Exercise goal
Set down the whole listing verbatim.

Given records
* * * * *

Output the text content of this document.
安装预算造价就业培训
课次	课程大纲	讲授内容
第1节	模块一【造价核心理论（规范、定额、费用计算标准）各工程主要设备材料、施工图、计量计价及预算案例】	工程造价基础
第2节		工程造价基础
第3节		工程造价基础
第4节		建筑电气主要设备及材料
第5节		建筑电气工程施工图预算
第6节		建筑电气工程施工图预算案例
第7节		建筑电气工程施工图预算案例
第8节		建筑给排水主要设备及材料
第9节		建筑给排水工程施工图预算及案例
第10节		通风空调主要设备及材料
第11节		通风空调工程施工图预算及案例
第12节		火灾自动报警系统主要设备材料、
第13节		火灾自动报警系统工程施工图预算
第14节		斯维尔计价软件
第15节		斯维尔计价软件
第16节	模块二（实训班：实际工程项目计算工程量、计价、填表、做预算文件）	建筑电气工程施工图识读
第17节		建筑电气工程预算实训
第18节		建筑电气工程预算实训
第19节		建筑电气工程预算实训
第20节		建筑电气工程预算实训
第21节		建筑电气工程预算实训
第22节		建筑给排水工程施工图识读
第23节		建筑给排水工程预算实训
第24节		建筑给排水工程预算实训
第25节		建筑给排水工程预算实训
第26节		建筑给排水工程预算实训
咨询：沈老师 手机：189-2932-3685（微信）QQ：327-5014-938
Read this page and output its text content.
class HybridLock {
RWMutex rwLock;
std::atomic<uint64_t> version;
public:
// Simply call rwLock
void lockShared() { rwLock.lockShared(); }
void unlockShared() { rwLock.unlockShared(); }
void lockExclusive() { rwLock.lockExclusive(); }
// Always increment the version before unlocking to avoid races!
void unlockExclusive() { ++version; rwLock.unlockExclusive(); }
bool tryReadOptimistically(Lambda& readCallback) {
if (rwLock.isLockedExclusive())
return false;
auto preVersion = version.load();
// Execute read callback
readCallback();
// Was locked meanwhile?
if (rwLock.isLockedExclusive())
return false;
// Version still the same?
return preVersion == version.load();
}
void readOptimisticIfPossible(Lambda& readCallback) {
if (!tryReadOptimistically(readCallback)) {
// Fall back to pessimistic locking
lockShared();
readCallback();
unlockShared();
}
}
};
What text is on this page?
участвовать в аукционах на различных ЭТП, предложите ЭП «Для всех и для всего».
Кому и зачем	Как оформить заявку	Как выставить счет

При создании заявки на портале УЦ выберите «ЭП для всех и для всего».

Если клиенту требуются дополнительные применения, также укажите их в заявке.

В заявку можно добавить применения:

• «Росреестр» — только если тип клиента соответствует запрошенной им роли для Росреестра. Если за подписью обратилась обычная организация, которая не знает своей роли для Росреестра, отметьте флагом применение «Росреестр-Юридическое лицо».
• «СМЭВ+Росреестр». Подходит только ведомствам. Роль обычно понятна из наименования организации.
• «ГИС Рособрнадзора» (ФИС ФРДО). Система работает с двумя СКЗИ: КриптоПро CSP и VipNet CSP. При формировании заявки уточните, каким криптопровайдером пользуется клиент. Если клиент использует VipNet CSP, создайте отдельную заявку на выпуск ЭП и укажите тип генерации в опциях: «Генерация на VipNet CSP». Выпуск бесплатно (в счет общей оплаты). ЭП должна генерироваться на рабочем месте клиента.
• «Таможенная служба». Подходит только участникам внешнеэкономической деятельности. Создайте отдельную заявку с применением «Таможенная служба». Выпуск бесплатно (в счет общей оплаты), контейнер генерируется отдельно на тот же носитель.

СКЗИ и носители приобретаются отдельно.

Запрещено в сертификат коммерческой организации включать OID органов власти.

* * * * *

Reply to the exercise
Output the text content of this document.
安装预算造价就业培训
课次	课程大纲	讲授内容
第1节	模块一【造价核心理论（规范、定额、费用计算标准）各工程主要设备材料、施工图、计量计价及预算案例】	工程造价基础
第2节		工程造价基础
第3节		工程造价基础
第4节		建筑电气主要设备及材料
第5节		建筑电气工程施工图预算
第6节		建筑电气工程施工图预算案例
第7节		建筑电气工程施工图预算案例
第8节		建筑给排水主要设备及材料
第9节		建筑给排水工程施工图预算及案例
第10节		通风空调主要设备及材料
第11节		通风空调工程施工图预算及案例
第12节		火灾自动报警系统主要设备材料、
第13节		火灾自动报警系统工程施工图预算
第14节		斯维尔计价软件
第15节		斯维尔计价软件
第16节	模块二（实训班：实际工程项目计算工程量、计价、填表、做预算文件）	建筑电气工程施工图识读
第17节		建筑电气工程预算实训
第18节		建筑电气工程预算实训
第19节		建筑电气工程预算实训
第20节		建筑电气工程预算实训
第21节		建筑电气工程预算实训
第22节		建筑给排水工程施工图识读
第23节		建筑给排水工程预算实训
第24节		建筑给排水工程预算实训
第25节		建筑给排水工程预算实训
第26节		建筑给排水工程预算实训
咨询：沈老师 手机：189-2932-3685（微信）QQ：327-5014-938
Read this page and output its text content.
class HybridLock {
RWMutex rwLock;
std::atomic<uint64_t> version;
public:
// Simply call rwLock
void lockShared() { rwLock.lockShared(); }
void unlockShared() { rwLock.unlockShared(); }
void lockExclusive() { rwLock.lockExclusive(); }
// Always increment the version before unlocking to avoid races!
void unlockExclusive() { ++version; rwLock.unlockExclusive(); }
bool tryReadOptimistically(Lambda& readCallback) {
if (rwLock.isLockedExclusive())
return false;
auto preVersion = version.load();
// Execute read callback
readCallback();
// Was locked meanwhile?
if (rwLock.isLockedExclusive())
return false;
// Version still the same?
return preVersion == version.load();
}
void readOptimisticIfPossible(Lambda& readCallback) {
if (!tryReadOptimistically(readCallback)) {
// Fall back to pessimistic locking
lockShared();
readCallback();
unlockShared();
}
}
};
What text is on this page?
участвовать в аукционах на различных ЭТП, предложите ЭП «Для всех и для всего».
Кому и зачем	Как оформить заявку	Как выставить счет

При создании заявки на портале УЦ выберите «ЭП для всех и для всего».

Если клиенту требуются дополнительные применения, также укажите их в заявке.

В заявку можно добавить применения:

• «Росреестр» — только если тип клиента соответствует запрошенной им роли для Росреестра. Если за подписью обратилась обычная организация, которая не знает своей роли для Росреестра, отметьте флагом применение «Росреестр-Юридическое лицо».
• «СМЭВ+Росреестр». Подходит только ведомствам. Роль обычно понятна из наименования организации.
• «ГИС Рособрнадзора» (ФИС ФРДО). Система работает с двумя СКЗИ: КриптоПро CSP и VipNet CSP. При формировании заявки уточните, каким криптопровайдером пользуется клиент. Если клиент использует VipNet CSP, создайте отдельную заявку на выпуск ЭП и укажите тип генерации в опциях: «Генерация на VipNet CSP». Выпуск бесплатно (в счет общей оплаты). ЭП должна генерироваться на рабочем месте клиента.
• «Таможенная служба». Подходит только участникам внешнеэкономической деятельности. Создайте отдельную заявку с применением «Таможенная служба». Выпуск бесплатно (в счет общей оплаты), контейнер генерируется отдельно на тот же носитель.

СКЗИ и носители приобретаются отдельно.

Запрещено в сертификат коммерческой организации включать OID органов власти.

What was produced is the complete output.